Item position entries
* Begin *

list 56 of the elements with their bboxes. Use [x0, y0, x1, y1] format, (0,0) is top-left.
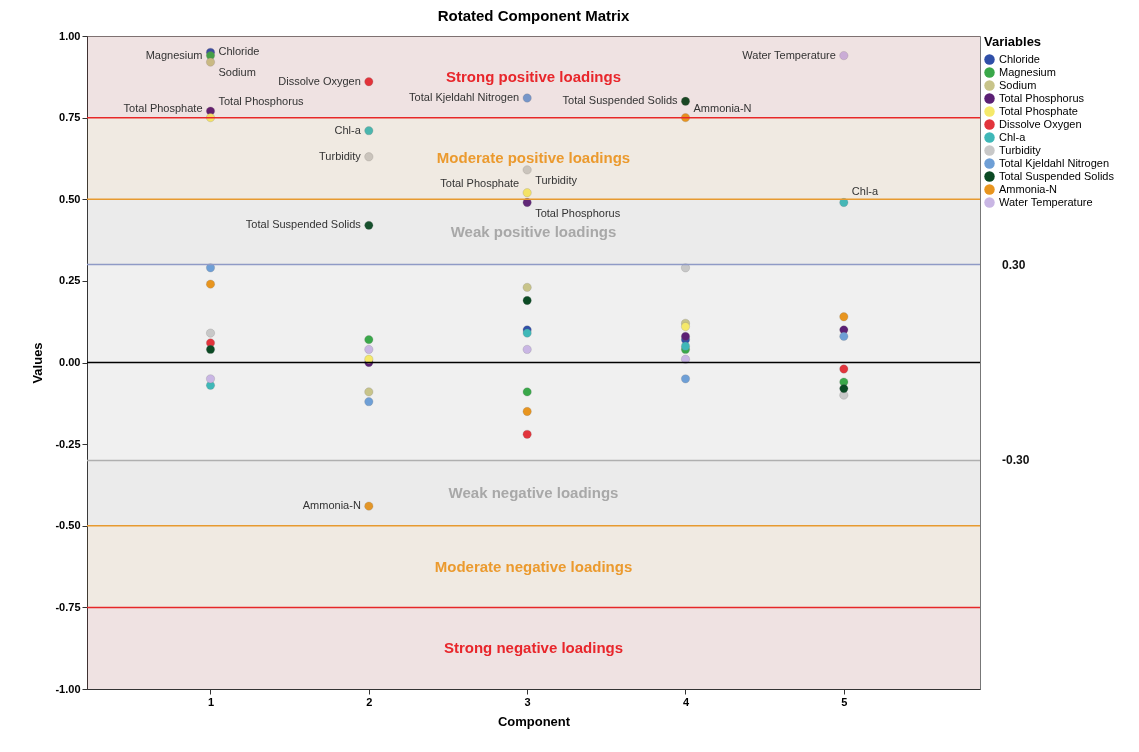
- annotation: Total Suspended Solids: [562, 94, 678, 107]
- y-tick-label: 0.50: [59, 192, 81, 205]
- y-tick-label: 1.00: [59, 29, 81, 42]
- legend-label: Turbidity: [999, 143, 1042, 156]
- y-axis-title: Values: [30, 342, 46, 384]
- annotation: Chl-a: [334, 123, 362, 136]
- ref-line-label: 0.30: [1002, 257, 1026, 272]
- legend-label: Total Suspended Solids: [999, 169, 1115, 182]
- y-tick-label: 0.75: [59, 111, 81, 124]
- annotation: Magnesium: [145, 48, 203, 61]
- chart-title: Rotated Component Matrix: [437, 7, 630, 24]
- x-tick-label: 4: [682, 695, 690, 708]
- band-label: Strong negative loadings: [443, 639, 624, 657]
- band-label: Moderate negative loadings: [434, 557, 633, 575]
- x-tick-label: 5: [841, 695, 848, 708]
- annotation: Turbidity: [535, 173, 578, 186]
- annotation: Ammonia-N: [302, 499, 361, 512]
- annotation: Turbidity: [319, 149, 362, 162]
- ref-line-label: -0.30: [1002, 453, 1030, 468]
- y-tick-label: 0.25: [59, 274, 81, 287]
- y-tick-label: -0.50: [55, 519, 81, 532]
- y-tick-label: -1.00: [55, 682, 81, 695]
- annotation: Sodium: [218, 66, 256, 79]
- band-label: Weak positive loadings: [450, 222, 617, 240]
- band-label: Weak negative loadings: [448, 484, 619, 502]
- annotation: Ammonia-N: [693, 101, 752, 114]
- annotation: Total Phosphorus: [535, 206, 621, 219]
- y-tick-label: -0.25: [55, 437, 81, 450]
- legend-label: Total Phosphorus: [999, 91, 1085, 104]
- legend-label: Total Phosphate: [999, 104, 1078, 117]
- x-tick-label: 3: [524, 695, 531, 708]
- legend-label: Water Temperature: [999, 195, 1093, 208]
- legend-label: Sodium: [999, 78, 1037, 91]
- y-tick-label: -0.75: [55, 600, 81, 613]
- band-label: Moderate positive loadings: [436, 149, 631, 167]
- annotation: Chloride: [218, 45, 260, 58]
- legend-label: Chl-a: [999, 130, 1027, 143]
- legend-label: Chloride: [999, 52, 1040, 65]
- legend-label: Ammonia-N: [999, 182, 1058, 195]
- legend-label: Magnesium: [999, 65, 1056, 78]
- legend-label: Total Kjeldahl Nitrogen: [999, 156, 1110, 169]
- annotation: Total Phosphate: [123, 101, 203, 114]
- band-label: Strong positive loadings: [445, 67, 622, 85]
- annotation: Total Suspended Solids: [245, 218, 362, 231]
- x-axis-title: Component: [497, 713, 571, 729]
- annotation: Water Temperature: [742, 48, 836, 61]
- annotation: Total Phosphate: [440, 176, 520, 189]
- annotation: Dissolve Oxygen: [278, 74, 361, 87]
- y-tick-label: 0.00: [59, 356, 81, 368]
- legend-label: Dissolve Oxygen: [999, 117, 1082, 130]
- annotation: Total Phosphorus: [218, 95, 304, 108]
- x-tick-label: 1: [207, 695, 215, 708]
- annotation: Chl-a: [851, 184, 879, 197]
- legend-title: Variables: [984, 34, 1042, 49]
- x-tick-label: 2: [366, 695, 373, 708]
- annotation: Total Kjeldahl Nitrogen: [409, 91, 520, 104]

* End *
* Begin *

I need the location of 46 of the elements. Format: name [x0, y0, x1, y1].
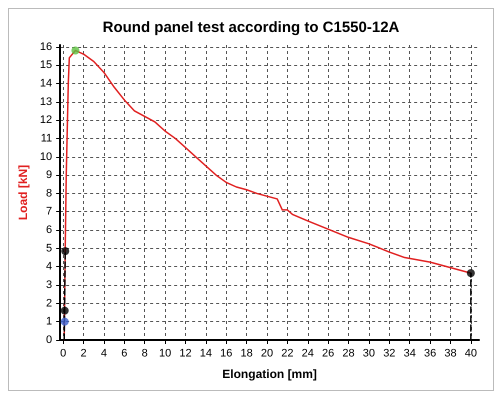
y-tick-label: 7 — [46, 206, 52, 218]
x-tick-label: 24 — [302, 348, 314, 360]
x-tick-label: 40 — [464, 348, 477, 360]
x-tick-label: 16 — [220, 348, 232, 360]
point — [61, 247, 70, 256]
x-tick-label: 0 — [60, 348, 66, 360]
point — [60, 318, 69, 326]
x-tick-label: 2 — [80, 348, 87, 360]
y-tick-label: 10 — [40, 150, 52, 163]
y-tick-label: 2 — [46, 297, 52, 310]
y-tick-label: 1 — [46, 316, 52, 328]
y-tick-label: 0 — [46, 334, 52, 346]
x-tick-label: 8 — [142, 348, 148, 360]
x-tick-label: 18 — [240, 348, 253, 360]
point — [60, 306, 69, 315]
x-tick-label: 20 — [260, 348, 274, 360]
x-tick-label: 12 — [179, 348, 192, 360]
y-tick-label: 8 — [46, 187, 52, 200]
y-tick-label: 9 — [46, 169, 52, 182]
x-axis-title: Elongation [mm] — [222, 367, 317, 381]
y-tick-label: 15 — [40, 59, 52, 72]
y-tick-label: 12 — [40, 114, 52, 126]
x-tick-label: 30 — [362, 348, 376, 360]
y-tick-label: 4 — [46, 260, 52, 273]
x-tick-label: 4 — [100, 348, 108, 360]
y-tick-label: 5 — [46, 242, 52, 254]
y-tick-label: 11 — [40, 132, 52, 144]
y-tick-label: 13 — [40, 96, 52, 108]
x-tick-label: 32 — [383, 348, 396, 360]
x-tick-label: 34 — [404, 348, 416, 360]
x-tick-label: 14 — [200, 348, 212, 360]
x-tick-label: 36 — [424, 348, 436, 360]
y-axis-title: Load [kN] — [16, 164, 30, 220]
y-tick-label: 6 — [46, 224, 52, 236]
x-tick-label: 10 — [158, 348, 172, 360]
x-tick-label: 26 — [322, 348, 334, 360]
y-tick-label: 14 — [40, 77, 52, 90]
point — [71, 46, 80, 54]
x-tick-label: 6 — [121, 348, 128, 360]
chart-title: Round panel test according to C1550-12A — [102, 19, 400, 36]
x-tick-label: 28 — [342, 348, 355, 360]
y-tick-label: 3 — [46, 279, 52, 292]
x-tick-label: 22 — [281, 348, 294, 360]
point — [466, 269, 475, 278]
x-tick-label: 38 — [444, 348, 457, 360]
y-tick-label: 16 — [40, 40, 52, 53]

* End *

(Work required): Copy the entries above word for word, starting at the line containing "y-tick-label: 7 — [46, 206, 52, 218]" and ending at the line containing "x-tick-label: 4 — [100, 348, 108, 360]".

(The result):
y-tick-label: 7 — [46, 206, 52, 218]
x-tick-label: 24 — [302, 348, 314, 360]
x-tick-label: 40 — [464, 348, 477, 360]
x-tick-label: 16 — [220, 348, 232, 360]
point — [61, 247, 70, 256]
x-tick-label: 0 — [60, 348, 66, 360]
point — [60, 318, 69, 326]
x-tick-label: 2 — [80, 348, 87, 360]
y-tick-label: 10 — [40, 150, 52, 163]
y-tick-label: 2 — [46, 297, 52, 310]
y-tick-label: 1 — [46, 316, 52, 328]
y-tick-label: 0 — [46, 334, 52, 346]
x-tick-label: 8 — [142, 348, 148, 360]
x-tick-label: 18 — [240, 348, 253, 360]
point — [60, 306, 69, 315]
x-tick-label: 20 — [260, 348, 274, 360]
x-tick-label: 12 — [179, 348, 192, 360]
y-tick-label: 8 — [46, 187, 52, 200]
y-tick-label: 9 — [46, 169, 52, 182]
x-axis-title: Elongation [mm] — [222, 367, 317, 381]
y-tick-label: 15 — [40, 59, 52, 72]
y-tick-label: 12 — [40, 114, 52, 126]
x-tick-label: 30 — [362, 348, 376, 360]
y-tick-label: 4 — [46, 260, 52, 273]
x-tick-label: 4 — [100, 348, 108, 360]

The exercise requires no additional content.